<<<<

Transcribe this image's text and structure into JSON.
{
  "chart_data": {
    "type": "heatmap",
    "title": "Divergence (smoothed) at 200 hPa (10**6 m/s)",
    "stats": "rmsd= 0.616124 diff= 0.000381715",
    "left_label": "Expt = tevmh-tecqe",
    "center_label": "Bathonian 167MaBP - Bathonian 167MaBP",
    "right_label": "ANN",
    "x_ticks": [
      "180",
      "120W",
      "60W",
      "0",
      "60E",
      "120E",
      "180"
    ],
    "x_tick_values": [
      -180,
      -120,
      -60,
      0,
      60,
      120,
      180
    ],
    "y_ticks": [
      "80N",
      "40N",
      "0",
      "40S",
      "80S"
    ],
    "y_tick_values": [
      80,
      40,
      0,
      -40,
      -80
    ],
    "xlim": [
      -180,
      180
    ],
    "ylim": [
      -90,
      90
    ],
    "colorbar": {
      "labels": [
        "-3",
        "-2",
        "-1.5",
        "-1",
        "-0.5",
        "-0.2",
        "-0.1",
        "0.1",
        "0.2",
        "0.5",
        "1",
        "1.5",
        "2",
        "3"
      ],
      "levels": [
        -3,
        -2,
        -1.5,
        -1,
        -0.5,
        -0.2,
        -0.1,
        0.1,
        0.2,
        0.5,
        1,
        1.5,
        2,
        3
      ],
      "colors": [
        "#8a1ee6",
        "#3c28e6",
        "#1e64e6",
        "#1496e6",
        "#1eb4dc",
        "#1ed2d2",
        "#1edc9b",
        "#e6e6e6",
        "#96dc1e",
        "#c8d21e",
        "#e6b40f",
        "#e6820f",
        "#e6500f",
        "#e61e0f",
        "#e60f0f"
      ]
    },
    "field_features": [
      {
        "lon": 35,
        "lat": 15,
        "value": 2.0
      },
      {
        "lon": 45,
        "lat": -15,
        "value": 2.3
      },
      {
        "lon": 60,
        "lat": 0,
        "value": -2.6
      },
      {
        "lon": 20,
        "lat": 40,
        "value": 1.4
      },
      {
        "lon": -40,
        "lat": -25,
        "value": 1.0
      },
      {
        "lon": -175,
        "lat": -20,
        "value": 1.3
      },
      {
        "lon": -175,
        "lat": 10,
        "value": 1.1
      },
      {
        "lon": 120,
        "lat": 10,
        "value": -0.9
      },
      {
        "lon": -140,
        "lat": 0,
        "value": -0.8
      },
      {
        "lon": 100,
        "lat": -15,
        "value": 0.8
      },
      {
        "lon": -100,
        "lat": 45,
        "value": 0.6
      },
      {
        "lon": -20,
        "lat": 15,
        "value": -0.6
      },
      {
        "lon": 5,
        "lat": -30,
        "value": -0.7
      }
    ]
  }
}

>>>>

→ DIRECTIVE:
Transcribe the whole listing with nothing added or left out.

→ SOLUTION:
Transcribe this image's text and structure into JSON.
{
  "chart_data": {
    "type": "heatmap",
    "title": "Divergence (smoothed) at 200 hPa (10**6 m/s)",
    "stats": "rmsd= 0.616124 diff= 0.000381715",
    "left_label": "Expt = tevmh-tecqe",
    "center_label": "Bathonian 167MaBP - Bathonian 167MaBP",
    "right_label": "ANN",
    "x_ticks": [
      "180",
      "120W",
      "60W",
      "0",
      "60E",
      "120E",
      "180"
    ],
    "x_tick_values": [
      -180,
      -120,
      -60,
      0,
      60,
      120,
      180
    ],
    "y_ticks": [
      "80N",
      "40N",
      "0",
      "40S",
      "80S"
    ],
    "y_tick_values": [
      80,
      40,
      0,
      -40,
      -80
    ],
    "xlim": [
      -180,
      180
    ],
    "ylim": [
      -90,
      90
    ],
    "colorbar": {
      "labels": [
        "-3",
        "-2",
        "-1.5",
        "-1",
        "-0.5",
        "-0.2",
        "-0.1",
        "0.1",
        "0.2",
        "0.5",
        "1",
        "1.5",
        "2",
        "3"
      ],
      "levels": [
        -3,
        -2,
        -1.5,
        -1,
        -0.5,
        -0.2,
        -0.1,
        0.1,
        0.2,
        0.5,
        1,
        1.5,
        2,
        3
      ],
      "colors": [
        "#8a1ee6",
        "#3c28e6",
        "#1e64e6",
        "#1496e6",
        "#1eb4dc",
        "#1ed2d2",
        "#1edc9b",
        "#e6e6e6",
        "#96dc1e",
        "#c8d21e",
        "#e6b40f",
        "#e6820f",
        "#e6500f",
        "#e61e0f",
        "#e60f0f"
      ]
    },
    "field_features": [
      {
        "lon": 35,
        "lat": 15,
        "value": 2.0
      },
      {
        "lon": 45,
        "lat": -15,
        "value": 2.3
      },
      {
        "lon": 60,
        "lat": 0,
        "value": -2.6
      },
      {
        "lon": 20,
        "lat": 40,
        "value": 1.4
      },
      {
        "lon": -40,
        "lat": -25,
        "value": 1.0
      },
      {
        "lon": -175,
        "lat": -20,
        "value": 1.3
      },
      {
        "lon": -175,
        "lat": 10,
        "value": 1.1
      },
      {
        "lon": 120,
        "lat": 10,
        "value": -0.9
      },
      {
        "lon": -140,
        "lat": 0,
        "value": -0.8
      },
      {
        "lon": 100,
        "lat": -15,
        "value": 0.8
      },
      {
        "lon": -100,
        "lat": 45,
        "value": 0.6
      },
      {
        "lon": -20,
        "lat": 15,
        "value": -0.6
      },
      {
        "lon": 5,
        "lat": -30,
        "value": -0.7
      }
    ]
  }
}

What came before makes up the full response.